Objective.
Scan the data for "Закрытый" and copy the lines it appears in.

Data supplied.
** start **

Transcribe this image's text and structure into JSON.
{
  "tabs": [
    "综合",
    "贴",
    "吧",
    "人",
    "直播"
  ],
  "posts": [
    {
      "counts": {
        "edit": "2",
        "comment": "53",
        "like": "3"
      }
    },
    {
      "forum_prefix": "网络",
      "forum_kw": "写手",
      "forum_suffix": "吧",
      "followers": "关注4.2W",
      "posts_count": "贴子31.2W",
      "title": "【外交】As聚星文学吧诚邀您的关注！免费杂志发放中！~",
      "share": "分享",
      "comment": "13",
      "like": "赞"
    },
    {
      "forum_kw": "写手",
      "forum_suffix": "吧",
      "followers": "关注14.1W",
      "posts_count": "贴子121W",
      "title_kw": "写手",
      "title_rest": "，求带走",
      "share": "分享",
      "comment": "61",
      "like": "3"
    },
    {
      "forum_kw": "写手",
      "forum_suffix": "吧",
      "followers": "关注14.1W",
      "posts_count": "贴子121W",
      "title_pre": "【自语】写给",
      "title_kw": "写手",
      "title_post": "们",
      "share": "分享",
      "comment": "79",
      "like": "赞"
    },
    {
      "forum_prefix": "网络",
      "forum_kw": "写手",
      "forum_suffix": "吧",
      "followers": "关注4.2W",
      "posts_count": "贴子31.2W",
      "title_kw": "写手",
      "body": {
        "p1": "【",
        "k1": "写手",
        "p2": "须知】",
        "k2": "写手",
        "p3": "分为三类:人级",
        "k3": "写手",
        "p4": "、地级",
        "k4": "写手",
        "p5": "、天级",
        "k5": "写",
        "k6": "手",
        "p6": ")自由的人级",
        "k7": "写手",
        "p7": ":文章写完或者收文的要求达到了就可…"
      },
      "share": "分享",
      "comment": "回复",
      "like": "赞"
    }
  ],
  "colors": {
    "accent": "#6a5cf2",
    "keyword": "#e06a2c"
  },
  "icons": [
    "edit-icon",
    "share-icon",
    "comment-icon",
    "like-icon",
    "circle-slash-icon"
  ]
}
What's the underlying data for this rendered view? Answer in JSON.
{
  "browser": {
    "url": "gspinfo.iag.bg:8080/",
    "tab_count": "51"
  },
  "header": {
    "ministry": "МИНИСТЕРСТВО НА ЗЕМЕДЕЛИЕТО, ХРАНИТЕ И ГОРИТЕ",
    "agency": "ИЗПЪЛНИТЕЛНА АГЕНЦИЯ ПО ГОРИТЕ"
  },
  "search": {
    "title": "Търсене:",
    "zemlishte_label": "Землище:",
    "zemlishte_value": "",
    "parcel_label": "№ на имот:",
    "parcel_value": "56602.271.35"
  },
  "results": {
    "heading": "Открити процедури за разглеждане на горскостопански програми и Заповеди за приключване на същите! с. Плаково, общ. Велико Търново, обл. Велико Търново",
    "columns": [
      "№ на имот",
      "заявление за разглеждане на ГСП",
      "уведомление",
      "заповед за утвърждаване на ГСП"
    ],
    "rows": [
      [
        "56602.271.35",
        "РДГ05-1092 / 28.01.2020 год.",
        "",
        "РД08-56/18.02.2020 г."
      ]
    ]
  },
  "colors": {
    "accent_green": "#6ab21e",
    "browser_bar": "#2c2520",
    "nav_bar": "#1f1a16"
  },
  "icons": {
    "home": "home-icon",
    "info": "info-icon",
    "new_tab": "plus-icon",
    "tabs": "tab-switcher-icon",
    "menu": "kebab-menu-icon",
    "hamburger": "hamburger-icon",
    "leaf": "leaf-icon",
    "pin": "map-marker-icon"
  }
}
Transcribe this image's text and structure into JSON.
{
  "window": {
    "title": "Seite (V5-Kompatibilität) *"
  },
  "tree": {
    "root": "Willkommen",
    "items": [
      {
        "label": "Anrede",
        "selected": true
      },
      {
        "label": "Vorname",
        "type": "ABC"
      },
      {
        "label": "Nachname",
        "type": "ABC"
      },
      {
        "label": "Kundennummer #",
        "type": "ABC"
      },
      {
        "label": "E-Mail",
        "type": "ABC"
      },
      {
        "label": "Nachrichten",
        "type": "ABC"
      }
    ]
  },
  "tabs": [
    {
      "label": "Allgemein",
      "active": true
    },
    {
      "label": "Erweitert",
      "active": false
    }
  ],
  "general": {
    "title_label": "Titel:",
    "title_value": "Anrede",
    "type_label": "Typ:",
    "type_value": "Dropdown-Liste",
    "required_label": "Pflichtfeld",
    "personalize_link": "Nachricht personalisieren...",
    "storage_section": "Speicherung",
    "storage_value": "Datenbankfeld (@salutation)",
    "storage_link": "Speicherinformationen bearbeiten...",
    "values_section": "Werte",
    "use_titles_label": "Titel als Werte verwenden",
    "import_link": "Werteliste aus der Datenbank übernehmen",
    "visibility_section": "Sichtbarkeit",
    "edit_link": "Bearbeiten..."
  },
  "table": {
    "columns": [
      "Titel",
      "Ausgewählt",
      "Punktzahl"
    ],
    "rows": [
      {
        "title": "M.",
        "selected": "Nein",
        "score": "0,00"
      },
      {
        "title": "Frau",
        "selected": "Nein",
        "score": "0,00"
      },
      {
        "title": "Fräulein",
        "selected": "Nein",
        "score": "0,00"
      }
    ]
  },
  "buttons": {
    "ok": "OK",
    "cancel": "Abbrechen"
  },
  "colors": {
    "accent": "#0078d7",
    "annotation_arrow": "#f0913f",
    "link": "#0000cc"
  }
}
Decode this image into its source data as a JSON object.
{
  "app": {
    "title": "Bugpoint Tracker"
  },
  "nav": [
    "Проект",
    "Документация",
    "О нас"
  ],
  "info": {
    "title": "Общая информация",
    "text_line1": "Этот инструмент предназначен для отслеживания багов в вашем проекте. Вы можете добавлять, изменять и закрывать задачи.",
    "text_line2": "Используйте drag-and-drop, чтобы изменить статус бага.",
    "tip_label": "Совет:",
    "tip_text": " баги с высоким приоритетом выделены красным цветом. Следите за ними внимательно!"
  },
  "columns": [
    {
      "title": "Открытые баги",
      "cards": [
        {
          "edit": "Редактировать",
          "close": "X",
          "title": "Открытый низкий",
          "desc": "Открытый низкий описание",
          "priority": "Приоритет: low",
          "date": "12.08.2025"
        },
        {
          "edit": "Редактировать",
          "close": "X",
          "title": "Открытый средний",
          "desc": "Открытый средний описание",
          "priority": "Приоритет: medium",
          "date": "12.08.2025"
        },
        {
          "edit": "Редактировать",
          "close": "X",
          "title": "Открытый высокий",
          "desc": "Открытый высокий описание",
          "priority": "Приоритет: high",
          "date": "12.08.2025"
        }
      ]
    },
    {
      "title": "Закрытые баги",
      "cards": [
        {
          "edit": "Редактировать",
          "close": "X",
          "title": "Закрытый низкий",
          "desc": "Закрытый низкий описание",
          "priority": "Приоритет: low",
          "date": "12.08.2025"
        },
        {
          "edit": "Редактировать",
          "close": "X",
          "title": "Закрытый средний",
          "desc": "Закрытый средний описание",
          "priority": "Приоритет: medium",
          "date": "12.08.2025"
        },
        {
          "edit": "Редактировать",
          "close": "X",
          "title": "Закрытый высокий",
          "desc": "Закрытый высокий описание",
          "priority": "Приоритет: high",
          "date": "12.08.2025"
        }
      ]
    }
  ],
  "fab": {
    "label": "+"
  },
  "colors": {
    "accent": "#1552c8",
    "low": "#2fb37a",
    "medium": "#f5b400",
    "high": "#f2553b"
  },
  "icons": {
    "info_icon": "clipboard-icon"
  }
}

** end **

Answer for this exercise.
          "title": "Закрытый низкий",
          "desc": "Закрытый низкий описание",
          "title": "Закрытый средний",
          "desc": "Закрытый средний описание",
          "title": "Закрытый высокий",
          "desc": "Закрытый высокий описание",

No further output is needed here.